WHAT YOU WILL DO:
Scan the material for the word "оставшиеся", and copy each line where it shows up.

[Saved entries]
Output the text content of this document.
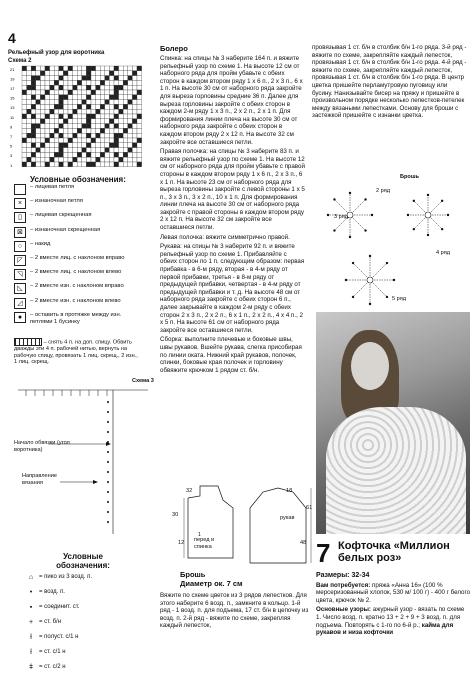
4
Рельефный узор для воротника
Схема 2
21
19
17
15
13
11
9
7
5
3
1
Условные обозначения:
– лицевая петля
×	– изнаночная петля
▯	– лицевая скрещенная
⊠	– изнаночная скрещенная
○	– накид
◸	– 2 вместе лиц. с наклоном вправо
◹	– 2 вместе лиц. с наклоном влево
◺	– 2 вместе изн. с наклоном вправо
◿	– 2 вместе изн. с наклоном влево
●	– оставить в протяжке между изн. петлями 1 бусинку
– снять 4 п. на доп. спицу. Обвить дважды эти 4 п. рабочей нитью, вернуть на рабочую спицу, провязать 1 лиц. скрещ., 2 изн., 1 лиц. скрещ.
Схема 3
Начало обвязки (угол воротника)
Направление вязания
Условные обозначения:
⌂ = пико из 3 возд. п.
•	= возд. п.
▪	= соединит. ст.
+ = ст. б/н
ł	= полуст. с/1 н
ƚ	= ст. с/1 н
ǂ = ст. с/2 н
Болеро

Спинка: на спицы № 3 наберите 164 п. и вяжите рельефный узор по схеме 1. На высоте 12 см от наборного ряда для пройм убавьте с обеих сторон в каждом втором ряду 1 х 6 п., 2 х 3 п., 6 х 1 п. На высоте 30 см от наборного ряда закройте для выреза горловины средние 36 п. Далее для выреза горловины закройте с обеих сторон в каждом 2-м ряду 1 х 3 п., 2 х 2 п., 2 х 1 п. Для формирования линии плеча на высоте 30 см от наборного ряда закройте с обеих сторон в каждом втором ряду 2 х 12 п. На высоте 32 см закройте все оставшиеся петли.

Правая полочка: на спицы № 3 наберите 83 п. и вяжите рельефный узор по схеме 1. На высоте 12 см от наборного ряда для пройм убавьте с правой стороны в каждом втором ряду 1 х 6 п., 2 х 3 п., 6 х 1 п. На высоте 23 см от наборного ряда для выреза горловины закройте с левой стороны 1 х 5 п., 3 х 3 п., 3 х 2 п., 10 х 1 п. Для формирования линии плеча на высоте 30 см от наборного ряда закройте с правой стороны в каждом втором ряду 2 х 12 п. На высоте 32 см закройте все оставшиеся петли.

Левая полочка: вяжите симметрично правой.

Рукава: на спицы № 3 наберите 92 п. и вяжите рельефный узор по схеме 1. Прибавляйте с обеих сторон по 1 п. следующим образом: первая прибавка - в 6-м ряду, вторая - в 4-м ряду от первой прибавки, третья - в 8-м ряду от предыдущей прибавки, четвертая - в 4-м ряду от предыдущей прибавки и т. д. На высоте 48 см от наборного ряда закройте с обеих сторон 6 п., далее закрывайте в каждом 2-м ряду с обеих сторон 2 х 3 п., 2 х 2 п., 6 х 1 п., 2 х 2 п., 4 х 4 п., 2 х 5 п. На высоте 61 см от наборного ряда закройте все оставшиеся петли.

Сборка: выполните плечевые и боковые швы, швы рукавов. Вшейте рукава, слегка присобирая по линии оката. Нижний край рукавов, полочек, спинки, боковые края полочек и горловину обвяжите крючком 1 рядом ст. б/н.

1
перед и спинка
рукав
12
30
32	18
48
61
Брошь
Диаметр ок. 7 см

Вяжите по схеме цветок из 3 рядов лепестков. Для этого наберите 6 возд. п., замкните в кольцо. 1-й ряд - 1 возд. п. для подъема, 17 ст. б/н в цепочку из возд. п. 2-й ряд - вяжите по схеме, закрепляя каждый лепесток,

провязывая 1 ст. б/н в столбик б/н 1-го ряда. 3-й ряд - вяжите по схеме, закрепляйте каждый лепесток, провязывая 1 ст. б/н в столбик б/н 1-го ряда. 4-й ряд - вяжите по схеме, закрепляйте каждый лепесток, провязывая 1 ст. б/н в столбик б/н 1-го ряда. В центр цветка пришейте перламутровую пуговицу или бусину. Нанизывайте бисер на пряжу и пришейте в произвольном порядке несколько лепестков-петелек между вязаными лепестками. Основу для броши с застежкой пришейте с изнанки цветка.

Брошь
2 ряд
3 ряд
4 ряд
5 ряд
7 Кофточка «Миллион белых роз»

Размеры: 32-34

Вам потребуется: пряжа «Анна 16» (100 % мерсеризованный хлопок, 530 м/ 100 г) - 400 г белого цвета, крючок № 2.

Основные узоры: ажурный узор - вязать по схеме 1. Число возд. п. кратно 13 + 2 + 9 + 3 возд. п. для подъема. Повторять с 1-го по 6-й р.; кайма для рукавов и низа кофточки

TASK RESULT:
Спинка: на спицы № 3 наберите 164 п. и вяжите рельефный узор по схеме 1. На высоте 12 см от наборного ряда для пройм убавьте с обеих сторон в каждом втором ряду 1 х 6 п., 2 х 3 п., 6 х 1 п. На высоте 30 см от наборного ряда закройте для выреза горловины средние 36 п. Далее для выреза горловины закройте с обеих сторон в каждом 2-м ряду 1 х 3 п., 2 х 2 п., 2 х 1 п. Для формирования линии плеча на высоте 30 см от наборного ряда закройте с обеих сторон в каждом втором ряду 2 х 12 п. На высоте 32 см закройте все оставшиеся петли.
Правая полочка: на спицы № 3 наберите 83 п. и вяжите рельефный узор по схеме 1. На высоте 12 см от наборного ряда для пройм убавьте с правой стороны в каждом втором ряду 1 х 6 п., 2 х 3 п., 6 х 1 п. На высоте 23 см от наборного ряда для выреза горловины закройте с левой стороны 1 х 5 п., 3 х 3 п., 3 х 2 п., 10 х 1 п. Для формирования линии плеча на высоте 30 см от наборного ряда закройте с правой стороны в каждом втором ряду 2 х 12 п. На высоте 32 см закройте все оставшиеся петли.
Рукава: на спицы № 3 наберите 92 п. и вяжите рельефный узор по схеме 1. Прибавляйте с обеих сторон по 1 п. следующим образом: первая прибавка - в 6-м ряду, вторая - в 4-м ряду от первой прибавки, третья - в 8-м ряду от предыдущей прибавки, четвертая - в 4-м ряду от предыдущей прибавки и т. д. На высоте 48 см от наборного ряда закройте с обеих сторон 6 п., далее закрывайте в каждом 2-м ряду с обеих сторон 2 х 3 п., 2 х 2 п., 6 х 1 п., 2 х 2 п., 4 х 4 п., 2 х 5 п. На высоте 61 см от наборного ряда закройте все оставшиеся петли.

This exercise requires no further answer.